* START Task inputs *

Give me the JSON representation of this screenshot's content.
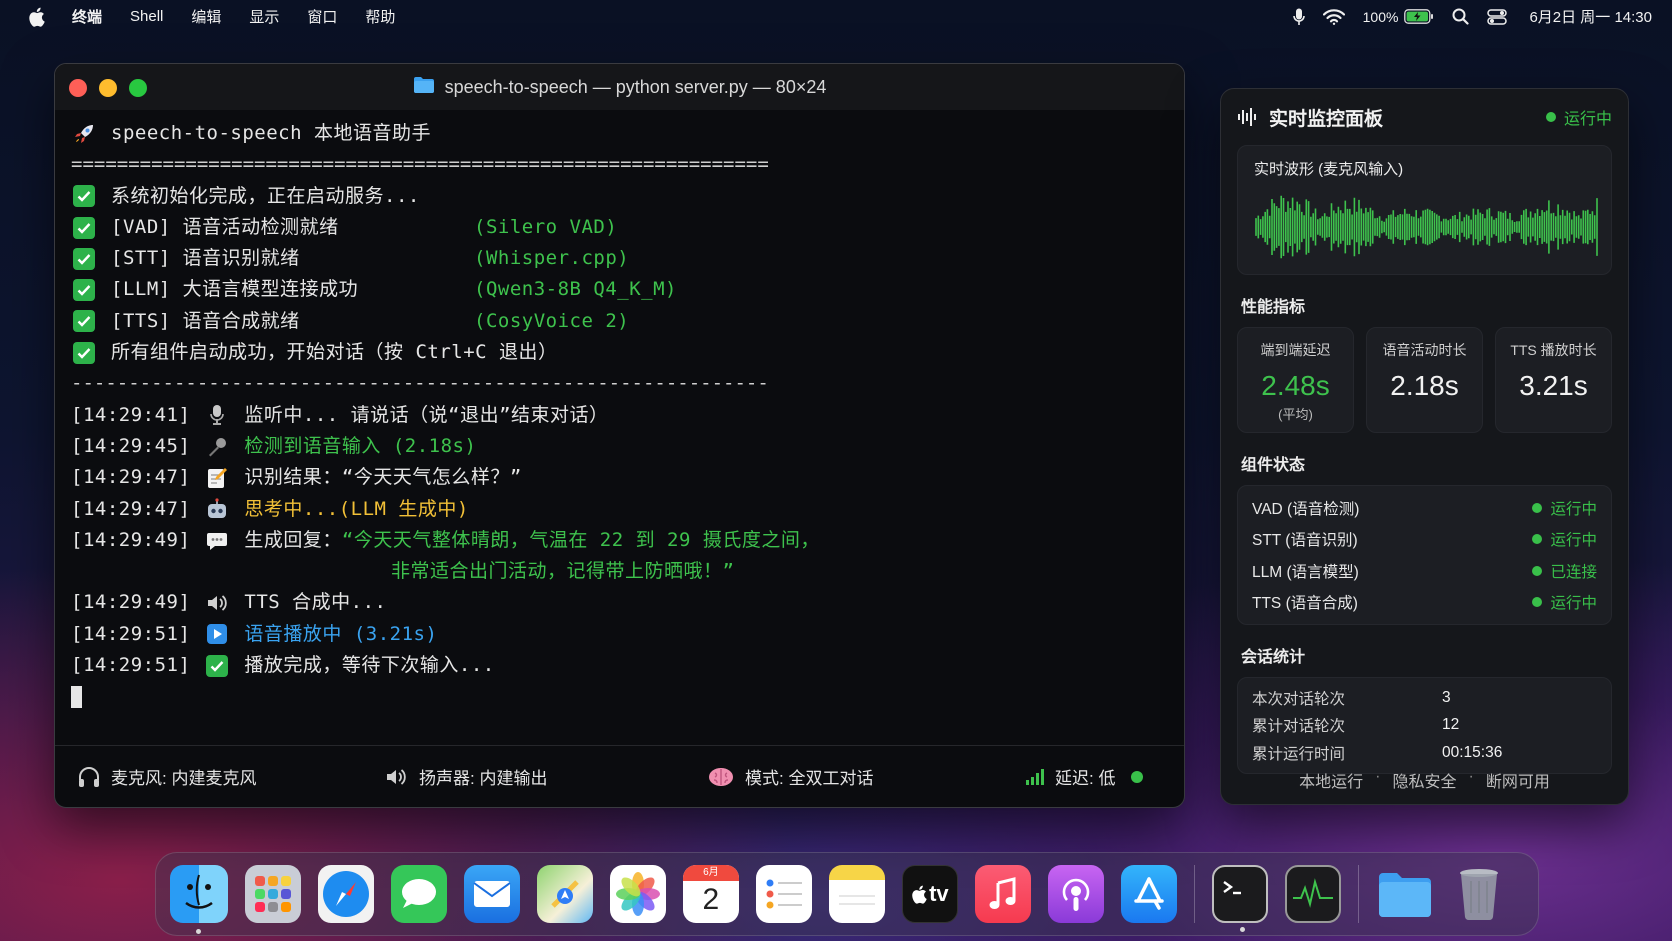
{
  "menubar": {
    "items": [
      "终端",
      "Shell",
      "编辑",
      "显示",
      "窗口",
      "帮助"
    ],
    "battery": "100%",
    "clock": "6月2日 周一 14:30"
  },
  "terminal": {
    "title": "speech-to-speech — python server.py — 80×24",
    "header": "speech-to-speech 本地语音助手",
    "double_rule": "=============================================================",
    "single_rule": "-------------------------------------------------------------",
    "init_lines": [
      {
        "text": "系统初始化完成，正在启动服务...",
        "detail": ""
      },
      {
        "text": "[VAD] 语音活动检测就绪",
        "detail": "(Silero VAD)"
      },
      {
        "text": "[STT] 语音识别就绪",
        "detail": "(Whisper.cpp)"
      },
      {
        "text": "[LLM] 大语言模型连接成功",
        "detail": "(Qwen3-8B Q4_K_M)"
      },
      {
        "text": "[TTS] 语音合成就绪",
        "detail": "(CosyVoice 2)"
      },
      {
        "text": "所有组件启动成功，开始对话（按 Ctrl+C 退出）",
        "detail": ""
      }
    ],
    "log": [
      {
        "time": "[14:29:41]",
        "text": "监听中... 请说话（说“退出”结束对话）"
      },
      {
        "time": "[14:29:45]",
        "text": "检测到语音输入 (2.18s)"
      },
      {
        "time": "[14:29:47]",
        "text": "识别结果：“今天天气怎么样？”"
      },
      {
        "time": "[14:29:47]",
        "text": "思考中...(LLM 生成中)"
      },
      {
        "time": "[14:29:49]",
        "label": "生成回复：",
        "text": "“今天天气整体晴朗，气温在 22 到 29 摄氏度之间，",
        "cont": "非常适合出门活动，记得带上防晒哦！”"
      },
      {
        "time": "[14:29:49]",
        "text": "TTS 合成中..."
      },
      {
        "time": "[14:29:51]",
        "text": "语音播放中 (3.21s)"
      },
      {
        "time": "[14:29:51]",
        "text": "播放完成，等待下次输入..."
      }
    ],
    "status": {
      "mic": "麦克风: 内建麦克风",
      "speaker": "扬声器: 内建输出",
      "mode": "模式: 全双工对话",
      "latency": "延迟: 低"
    }
  },
  "panel": {
    "title": "实时监控面板",
    "status": "运行中",
    "waveform_label": "实时波形 (麦克风输入)",
    "perf_title": "性能指标",
    "metrics": [
      {
        "label": "端到端延迟",
        "value": "2.48s",
        "sub": "(平均)"
      },
      {
        "label": "语音活动时长",
        "value": "2.18s",
        "sub": ""
      },
      {
        "label": "TTS 播放时长",
        "value": "3.21s",
        "sub": ""
      }
    ],
    "comp_title": "组件状态",
    "components": [
      {
        "name": "VAD (语音检测)",
        "status": "运行中"
      },
      {
        "name": "STT (语音识别)",
        "status": "运行中"
      },
      {
        "name": "LLM (语言模型)",
        "status": "已连接"
      },
      {
        "name": "TTS (语音合成)",
        "status": "运行中"
      }
    ],
    "stats_title": "会话统计",
    "stats": [
      {
        "label": "本次对话轮次",
        "value": "3"
      },
      {
        "label": "累计对话轮次",
        "value": "12"
      },
      {
        "label": "累计运行时间",
        "value": "00:15:36"
      }
    ],
    "footer": [
      "本地运行",
      "隐私安全",
      "断网可用"
    ]
  },
  "dock": {
    "calendar_month": "6月",
    "calendar_day": "2",
    "tv_label": "tv",
    "apps": [
      "finder-icon",
      "launchpad-icon",
      "safari-icon",
      "messages-icon",
      "mail-icon",
      "maps-icon",
      "photos-icon",
      "calendar-icon",
      "reminders-icon",
      "notes-icon",
      "tv-icon",
      "music-icon",
      "podcasts-icon",
      "app-store-icon",
      "terminal-icon",
      "activity-monitor-icon",
      "downloads-folder-icon",
      "trash-icon"
    ]
  },
  "colors": {
    "accent_green": "#3ec24d",
    "warn_yellow": "#f2c037",
    "info_blue": "#3aa3f0"
  }
}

* END Task inputs *

**Directions**
The data above needs to be retyped exactly, with the images left out.

**Output of the task**
Give me the JSON representation of this screenshot's content.
{
  "menubar": {
    "items": [
      "终端",
      "Shell",
      "编辑",
      "显示",
      "窗口",
      "帮助"
    ],
    "battery": "100%",
    "clock": "6月2日 周一 14:30"
  },
  "terminal": {
    "title": "speech-to-speech — python server.py — 80×24",
    "header": "speech-to-speech 本地语音助手",
    "double_rule": "=============================================================",
    "single_rule": "-------------------------------------------------------------",
    "init_lines": [
      {
        "text": "系统初始化完成，正在启动服务...",
        "detail": ""
      },
      {
        "text": "[VAD] 语音活动检测就绪",
        "detail": "(Silero VAD)"
      },
      {
        "text": "[STT] 语音识别就绪",
        "detail": "(Whisper.cpp)"
      },
      {
        "text": "[LLM] 大语言模型连接成功",
        "detail": "(Qwen3-8B Q4_K_M)"
      },
      {
        "text": "[TTS] 语音合成就绪",
        "detail": "(CosyVoice 2)"
      },
      {
        "text": "所有组件启动成功，开始对话（按 Ctrl+C 退出）",
        "detail": ""
      }
    ],
    "log": [
      {
        "time": "[14:29:41]",
        "text": "监听中... 请说话（说“退出”结束对话）"
      },
      {
        "time": "[14:29:45]",
        "text": "检测到语音输入 (2.18s)"
      },
      {
        "time": "[14:29:47]",
        "text": "识别结果：“今天天气怎么样？”"
      },
      {
        "time": "[14:29:47]",
        "text": "思考中...(LLM 生成中)"
      },
      {
        "time": "[14:29:49]",
        "label": "生成回复：",
        "text": "“今天天气整体晴朗，气温在 22 到 29 摄氏度之间，",
        "cont": "非常适合出门活动，记得带上防晒哦！”"
      },
      {
        "time": "[14:29:49]",
        "text": "TTS 合成中..."
      },
      {
        "time": "[14:29:51]",
        "text": "语音播放中 (3.21s)"
      },
      {
        "time": "[14:29:51]",
        "text": "播放完成，等待下次输入..."
      }
    ],
    "status": {
      "mic": "麦克风: 内建麦克风",
      "speaker": "扬声器: 内建输出",
      "mode": "模式: 全双工对话",
      "latency": "延迟: 低"
    }
  },
  "panel": {
    "title": "实时监控面板",
    "status": "运行中",
    "waveform_label": "实时波形 (麦克风输入)",
    "perf_title": "性能指标",
    "metrics": [
      {
        "label": "端到端延迟",
        "value": "2.48s",
        "sub": "(平均)"
      },
      {
        "label": "语音活动时长",
        "value": "2.18s",
        "sub": ""
      },
      {
        "label": "TTS 播放时长",
        "value": "3.21s",
        "sub": ""
      }
    ],
    "comp_title": "组件状态",
    "components": [
      {
        "name": "VAD (语音检测)",
        "status": "运行中"
      },
      {
        "name": "STT (语音识别)",
        "status": "运行中"
      },
      {
        "name": "LLM (语言模型)",
        "status": "已连接"
      },
      {
        "name": "TTS (语音合成)",
        "status": "运行中"
      }
    ],
    "stats_title": "会话统计",
    "stats": [
      {
        "label": "本次对话轮次",
        "value": "3"
      },
      {
        "label": "累计对话轮次",
        "value": "12"
      },
      {
        "label": "累计运行时间",
        "value": "00:15:36"
      }
    ],
    "footer": [
      "本地运行",
      "隐私安全",
      "断网可用"
    ]
  },
  "dock": {
    "calendar_month": "6月",
    "calendar_day": "2",
    "tv_label": "tv",
    "apps": [
      "finder-icon",
      "launchpad-icon",
      "safari-icon",
      "messages-icon",
      "mail-icon",
      "maps-icon",
      "photos-icon",
      "calendar-icon",
      "reminders-icon",
      "notes-icon",
      "tv-icon",
      "music-icon",
      "podcasts-icon",
      "app-store-icon",
      "terminal-icon",
      "activity-monitor-icon",
      "downloads-folder-icon",
      "trash-icon"
    ]
  },
  "colors": {
    "accent_green": "#3ec24d",
    "warn_yellow": "#f2c037",
    "info_blue": "#3aa3f0"
  }
}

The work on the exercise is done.